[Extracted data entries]
.....

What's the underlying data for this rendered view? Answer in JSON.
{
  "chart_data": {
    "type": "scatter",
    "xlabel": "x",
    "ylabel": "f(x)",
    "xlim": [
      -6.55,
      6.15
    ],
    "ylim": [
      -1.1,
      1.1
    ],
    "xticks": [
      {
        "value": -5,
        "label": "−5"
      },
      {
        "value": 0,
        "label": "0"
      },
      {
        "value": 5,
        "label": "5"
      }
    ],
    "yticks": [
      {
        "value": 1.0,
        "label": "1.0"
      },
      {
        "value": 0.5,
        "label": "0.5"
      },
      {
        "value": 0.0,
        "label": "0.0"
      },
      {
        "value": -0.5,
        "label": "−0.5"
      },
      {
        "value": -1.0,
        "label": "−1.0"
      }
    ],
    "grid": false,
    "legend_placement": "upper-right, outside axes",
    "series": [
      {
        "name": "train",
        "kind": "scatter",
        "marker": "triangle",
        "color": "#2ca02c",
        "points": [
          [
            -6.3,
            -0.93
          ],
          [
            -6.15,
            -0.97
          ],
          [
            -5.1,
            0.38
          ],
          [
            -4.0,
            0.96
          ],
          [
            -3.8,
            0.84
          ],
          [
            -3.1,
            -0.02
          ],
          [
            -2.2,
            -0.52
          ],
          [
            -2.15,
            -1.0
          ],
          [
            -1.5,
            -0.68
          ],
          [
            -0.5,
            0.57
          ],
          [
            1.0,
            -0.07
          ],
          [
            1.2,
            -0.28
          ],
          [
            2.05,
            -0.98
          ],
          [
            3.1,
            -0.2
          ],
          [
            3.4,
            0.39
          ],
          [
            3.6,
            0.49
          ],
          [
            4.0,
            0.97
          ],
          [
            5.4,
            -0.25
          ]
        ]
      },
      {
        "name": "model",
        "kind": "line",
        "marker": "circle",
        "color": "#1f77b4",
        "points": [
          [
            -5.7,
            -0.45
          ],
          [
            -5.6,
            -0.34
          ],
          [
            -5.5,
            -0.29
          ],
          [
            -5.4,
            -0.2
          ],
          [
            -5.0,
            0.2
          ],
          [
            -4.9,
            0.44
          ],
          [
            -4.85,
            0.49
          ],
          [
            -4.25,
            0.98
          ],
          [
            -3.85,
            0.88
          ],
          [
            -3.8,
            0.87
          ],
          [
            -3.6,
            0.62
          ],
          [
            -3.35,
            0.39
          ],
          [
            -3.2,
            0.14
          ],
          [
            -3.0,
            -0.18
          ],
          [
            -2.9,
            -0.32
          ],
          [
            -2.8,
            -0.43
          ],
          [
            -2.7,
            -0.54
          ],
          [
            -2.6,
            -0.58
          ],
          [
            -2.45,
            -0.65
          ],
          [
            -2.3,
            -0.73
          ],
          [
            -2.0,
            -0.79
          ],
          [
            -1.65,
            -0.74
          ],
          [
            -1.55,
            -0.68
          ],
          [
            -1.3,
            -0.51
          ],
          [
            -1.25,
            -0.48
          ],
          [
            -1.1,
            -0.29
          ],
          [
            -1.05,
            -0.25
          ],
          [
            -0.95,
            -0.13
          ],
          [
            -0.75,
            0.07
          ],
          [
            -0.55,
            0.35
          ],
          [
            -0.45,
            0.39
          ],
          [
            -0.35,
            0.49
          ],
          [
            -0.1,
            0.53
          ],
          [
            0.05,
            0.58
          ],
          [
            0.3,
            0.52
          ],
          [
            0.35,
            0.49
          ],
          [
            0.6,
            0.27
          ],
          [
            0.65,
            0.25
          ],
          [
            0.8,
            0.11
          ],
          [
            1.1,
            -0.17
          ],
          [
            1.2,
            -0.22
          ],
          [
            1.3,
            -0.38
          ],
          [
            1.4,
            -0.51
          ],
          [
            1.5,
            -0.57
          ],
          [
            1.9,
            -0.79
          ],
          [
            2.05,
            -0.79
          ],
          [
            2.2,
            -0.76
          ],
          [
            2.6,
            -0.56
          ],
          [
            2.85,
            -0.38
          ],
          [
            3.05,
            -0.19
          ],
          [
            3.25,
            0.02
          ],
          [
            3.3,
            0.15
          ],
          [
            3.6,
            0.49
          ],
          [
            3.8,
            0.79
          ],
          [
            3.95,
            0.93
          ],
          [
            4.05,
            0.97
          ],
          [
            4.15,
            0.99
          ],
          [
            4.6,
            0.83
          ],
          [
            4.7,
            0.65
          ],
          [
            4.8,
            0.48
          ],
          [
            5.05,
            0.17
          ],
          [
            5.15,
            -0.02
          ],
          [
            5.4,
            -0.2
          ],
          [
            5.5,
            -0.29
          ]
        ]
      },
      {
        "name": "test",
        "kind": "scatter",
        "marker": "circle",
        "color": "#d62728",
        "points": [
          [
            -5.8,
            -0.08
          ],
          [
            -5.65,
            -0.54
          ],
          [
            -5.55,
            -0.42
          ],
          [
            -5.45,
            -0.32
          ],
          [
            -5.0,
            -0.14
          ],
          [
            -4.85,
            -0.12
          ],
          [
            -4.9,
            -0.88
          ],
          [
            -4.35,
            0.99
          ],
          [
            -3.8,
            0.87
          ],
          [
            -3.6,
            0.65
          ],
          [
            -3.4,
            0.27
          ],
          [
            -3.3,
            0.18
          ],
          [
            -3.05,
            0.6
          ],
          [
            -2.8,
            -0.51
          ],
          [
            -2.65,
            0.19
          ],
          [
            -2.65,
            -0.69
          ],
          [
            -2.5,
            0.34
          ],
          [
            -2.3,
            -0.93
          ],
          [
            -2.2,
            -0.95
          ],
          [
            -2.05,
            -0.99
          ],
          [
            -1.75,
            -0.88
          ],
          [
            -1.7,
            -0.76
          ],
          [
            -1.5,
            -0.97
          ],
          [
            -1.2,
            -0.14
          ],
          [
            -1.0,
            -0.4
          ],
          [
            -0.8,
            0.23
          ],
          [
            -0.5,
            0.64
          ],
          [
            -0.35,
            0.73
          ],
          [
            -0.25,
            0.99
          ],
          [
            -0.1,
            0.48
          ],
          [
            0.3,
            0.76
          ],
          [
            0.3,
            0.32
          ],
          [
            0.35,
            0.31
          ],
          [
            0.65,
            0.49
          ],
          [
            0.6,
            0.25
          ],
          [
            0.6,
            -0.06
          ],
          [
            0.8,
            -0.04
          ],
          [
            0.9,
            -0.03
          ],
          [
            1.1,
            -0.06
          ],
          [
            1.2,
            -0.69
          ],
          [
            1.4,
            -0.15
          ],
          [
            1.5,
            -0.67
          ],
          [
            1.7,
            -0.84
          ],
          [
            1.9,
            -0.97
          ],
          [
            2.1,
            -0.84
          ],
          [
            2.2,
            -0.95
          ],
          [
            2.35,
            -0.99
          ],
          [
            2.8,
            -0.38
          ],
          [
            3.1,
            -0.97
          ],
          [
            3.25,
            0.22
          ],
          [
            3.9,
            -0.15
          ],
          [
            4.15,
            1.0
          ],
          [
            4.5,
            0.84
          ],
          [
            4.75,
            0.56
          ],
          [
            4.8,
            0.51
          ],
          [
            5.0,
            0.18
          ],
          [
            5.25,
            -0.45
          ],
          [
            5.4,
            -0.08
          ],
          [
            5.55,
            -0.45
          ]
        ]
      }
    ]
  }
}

.....

[Given exercise] Reproduce the complete data exactly as presented above.

[Response]
What's the underlying data for this rendered view? Answer in JSON.
{
  "chart_data": {
    "type": "scatter",
    "xlabel": "x",
    "ylabel": "f(x)",
    "xlim": [
      -6.55,
      6.15
    ],
    "ylim": [
      -1.1,
      1.1
    ],
    "xticks": [
      {
        "value": -5,
        "label": "−5"
      },
      {
        "value": 0,
        "label": "0"
      },
      {
        "value": 5,
        "label": "5"
      }
    ],
    "yticks": [
      {
        "value": 1.0,
        "label": "1.0"
      },
      {
        "value": 0.5,
        "label": "0.5"
      },
      {
        "value": 0.0,
        "label": "0.0"
      },
      {
        "value": -0.5,
        "label": "−0.5"
      },
      {
        "value": -1.0,
        "label": "−1.0"
      }
    ],
    "grid": false,
    "legend_placement": "upper-right, outside axes",
    "series": [
      {
        "name": "train",
        "kind": "scatter",
        "marker": "triangle",
        "color": "#2ca02c",
        "points": [
          [
            -6.3,
            -0.93
          ],
          [
            -6.15,
            -0.97
          ],
          [
            -5.1,
            0.38
          ],
          [
            -4.0,
            0.96
          ],
          [
            -3.8,
            0.84
          ],
          [
            -3.1,
            -0.02
          ],
          [
            -2.2,
            -0.52
          ],
          [
            -2.15,
            -1.0
          ],
          [
            -1.5,
            -0.68
          ],
          [
            -0.5,
            0.57
          ],
          [
            1.0,
            -0.07
          ],
          [
            1.2,
            -0.28
          ],
          [
            2.05,
            -0.98
          ],
          [
            3.1,
            -0.2
          ],
          [
            3.4,
            0.39
          ],
          [
            3.6,
            0.49
          ],
          [
            4.0,
            0.97
          ],
          [
            5.4,
            -0.25
          ]
        ]
      },
      {
        "name": "model",
        "kind": "line",
        "marker": "circle",
        "color": "#1f77b4",
        "points": [
          [
            -5.7,
            -0.45
          ],
          [
            -5.6,
            -0.34
          ],
          [
            -5.5,
            -0.29
          ],
          [
            -5.4,
            -0.2
          ],
          [
            -5.0,
            0.2
          ],
          [
            -4.9,
            0.44
          ],
          [
            -4.85,
            0.49
          ],
          [
            -4.25,
            0.98
          ],
          [
            -3.85,
            0.88
          ],
          [
            -3.8,
            0.87
          ],
          [
            -3.6,
            0.62
          ],
          [
            -3.35,
            0.39
          ],
          [
            -3.2,
            0.14
          ],
          [
            -3.0,
            -0.18
          ],
          [
            -2.9,
            -0.32
          ],
          [
            -2.8,
            -0.43
          ],
          [
            -2.7,
            -0.54
          ],
          [
            -2.6,
            -0.58
          ],
          [
            -2.45,
            -0.65
          ],
          [
            -2.3,
            -0.73
          ],
          [
            -2.0,
            -0.79
          ],
          [
            -1.65,
            -0.74
          ],
          [
            -1.55,
            -0.68
          ],
          [
            -1.3,
            -0.51
          ],
          [
            -1.25,
            -0.48
          ],
          [
            -1.1,
            -0.29
          ],
          [
            -1.05,
            -0.25
          ],
          [
            -0.95,
            -0.13
          ],
          [
            -0.75,
            0.07
          ],
          [
            -0.55,
            0.35
          ],
          [
            -0.45,
            0.39
          ],
          [
            -0.35,
            0.49
          ],
          [
            -0.1,
            0.53
          ],
          [
            0.05,
            0.58
          ],
          [
            0.3,
            0.52
          ],
          [
            0.35,
            0.49
          ],
          [
            0.6,
            0.27
          ],
          [
            0.65,
            0.25
          ],
          [
            0.8,
            0.11
          ],
          [
            1.1,
            -0.17
          ],
          [
            1.2,
            -0.22
          ],
          [
            1.3,
            -0.38
          ],
          [
            1.4,
            -0.51
          ],
          [
            1.5,
            -0.57
          ],
          [
            1.9,
            -0.79
          ],
          [
            2.05,
            -0.79
          ],
          [
            2.2,
            -0.76
          ],
          [
            2.6,
            -0.56
          ],
          [
            2.85,
            -0.38
          ],
          [
            3.05,
            -0.19
          ],
          [
            3.25,
            0.02
          ],
          [
            3.3,
            0.15
          ],
          [
            3.6,
            0.49
          ],
          [
            3.8,
            0.79
          ],
          [
            3.95,
            0.93
          ],
          [
            4.05,
            0.97
          ],
          [
            4.15,
            0.99
          ],
          [
            4.6,
            0.83
          ],
          [
            4.7,
            0.65
          ],
          [
            4.8,
            0.48
          ],
          [
            5.05,
            0.17
          ],
          [
            5.15,
            -0.02
          ],
          [
            5.4,
            -0.2
          ],
          [
            5.5,
            -0.29
          ]
        ]
      },
      {
        "name": "test",
        "kind": "scatter",
        "marker": "circle",
        "color": "#d62728",
        "points": [
          [
            -5.8,
            -0.08
          ],
          [
            -5.65,
            -0.54
          ],
          [
            -5.55,
            -0.42
          ],
          [
            -5.45,
            -0.32
          ],
          [
            -5.0,
            -0.14
          ],
          [
            -4.85,
            -0.12
          ],
          [
            -4.9,
            -0.88
          ],
          [
            -4.35,
            0.99
          ],
          [
            -3.8,
            0.87
          ],
          [
            -3.6,
            0.65
          ],
          [
            -3.4,
            0.27
          ],
          [
            -3.3,
            0.18
          ],
          [
            -3.05,
            0.6
          ],
          [
            -2.8,
            -0.51
          ],
          [
            -2.65,
            0.19
          ],
          [
            -2.65,
            -0.69
          ],
          [
            -2.5,
            0.34
          ],
          [
            -2.3,
            -0.93
          ],
          [
            -2.2,
            -0.95
          ],
          [
            -2.05,
            -0.99
          ],
          [
            -1.75,
            -0.88
          ],
          [
            -1.7,
            -0.76
          ],
          [
            -1.5,
            -0.97
          ],
          [
            -1.2,
            -0.14
          ],
          [
            -1.0,
            -0.4
          ],
          [
            -0.8,
            0.23
          ],
          [
            -0.5,
            0.64
          ],
          [
            -0.35,
            0.73
          ],
          [
            -0.25,
            0.99
          ],
          [
            -0.1,
            0.48
          ],
          [
            0.3,
            0.76
          ],
          [
            0.3,
            0.32
          ],
          [
            0.35,
            0.31
          ],
          [
            0.65,
            0.49
          ],
          [
            0.6,
            0.25
          ],
          [
            0.6,
            -0.06
          ],
          [
            0.8,
            -0.04
          ],
          [
            0.9,
            -0.03
          ],
          [
            1.1,
            -0.06
          ],
          [
            1.2,
            -0.69
          ],
          [
            1.4,
            -0.15
          ],
          [
            1.5,
            -0.67
          ],
          [
            1.7,
            -0.84
          ],
          [
            1.9,
            -0.97
          ],
          [
            2.1,
            -0.84
          ],
          [
            2.2,
            -0.95
          ],
          [
            2.35,
            -0.99
          ],
          [
            2.8,
            -0.38
          ],
          [
            3.1,
            -0.97
          ],
          [
            3.25,
            0.22
          ],
          [
            3.9,
            -0.15
          ],
          [
            4.15,
            1.0
          ],
          [
            4.5,
            0.84
          ],
          [
            4.75,
            0.56
          ],
          [
            4.8,
            0.51
          ],
          [
            5.0,
            0.18
          ],
          [
            5.25,
            -0.45
          ],
          [
            5.4,
            -0.08
          ],
          [
            5.55,
            -0.45
          ]
        ]
      }
    ]
  }
}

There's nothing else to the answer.